# Challenge:
Write out every entry exactly as given, but omit the pictures.

# Supplied records:

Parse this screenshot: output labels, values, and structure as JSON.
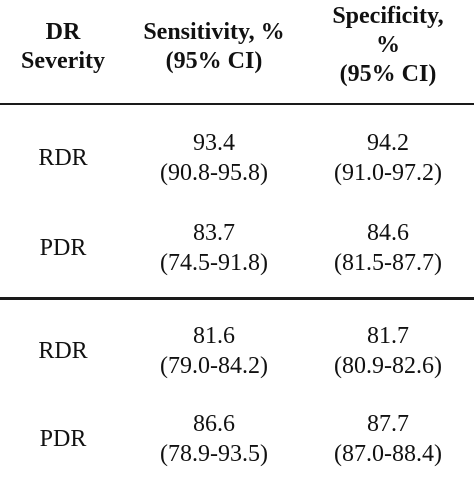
{
  "header": {
    "col1": [
      "DR",
      "Severity"
    ],
    "col2": [
      "Sensitivity, %",
      "(95% CI)"
    ],
    "col3": [
      "Specificity,",
      "%",
      "(95% CI)"
    ]
  },
  "rows": [
    {
      "severity": "RDR",
      "sensitivity": "93.4",
      "sensitivity_ci": "(90.8-95.8)",
      "specificity": "94.2",
      "specificity_ci": "(91.0-97.2)"
    },
    {
      "severity": "PDR",
      "sensitivity": "83.7",
      "sensitivity_ci": "(74.5-91.8)",
      "specificity": "84.6",
      "specificity_ci": "(81.5-87.7)"
    },
    {
      "severity": "RDR",
      "sensitivity": "81.6",
      "sensitivity_ci": "(79.0-84.2)",
      "specificity": "81.7",
      "specificity_ci": "(80.9-82.6)"
    },
    {
      "severity": "PDR",
      "sensitivity": "86.6",
      "sensitivity_ci": "(78.9-93.5)",
      "specificity": "87.7",
      "specificity_ci": "(87.0-88.4)"
    }
  ]
}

# Answer to this problem:
Parse this screenshot: output labels, values, and structure as JSON.
{
  "header": {
    "col1": [
      "DR",
      "Severity"
    ],
    "col2": [
      "Sensitivity, %",
      "(95% CI)"
    ],
    "col3": [
      "Specificity,",
      "%",
      "(95% CI)"
    ]
  },
  "rows": [
    {
      "severity": "RDR",
      "sensitivity": "93.4",
      "sensitivity_ci": "(90.8-95.8)",
      "specificity": "94.2",
      "specificity_ci": "(91.0-97.2)"
    },
    {
      "severity": "PDR",
      "sensitivity": "83.7",
      "sensitivity_ci": "(74.5-91.8)",
      "specificity": "84.6",
      "specificity_ci": "(81.5-87.7)"
    },
    {
      "severity": "RDR",
      "sensitivity": "81.6",
      "sensitivity_ci": "(79.0-84.2)",
      "specificity": "81.7",
      "specificity_ci": "(80.9-82.6)"
    },
    {
      "severity": "PDR",
      "sensitivity": "86.6",
      "sensitivity_ci": "(78.9-93.5)",
      "specificity": "87.7",
      "specificity_ci": "(87.0-88.4)"
    }
  ]
}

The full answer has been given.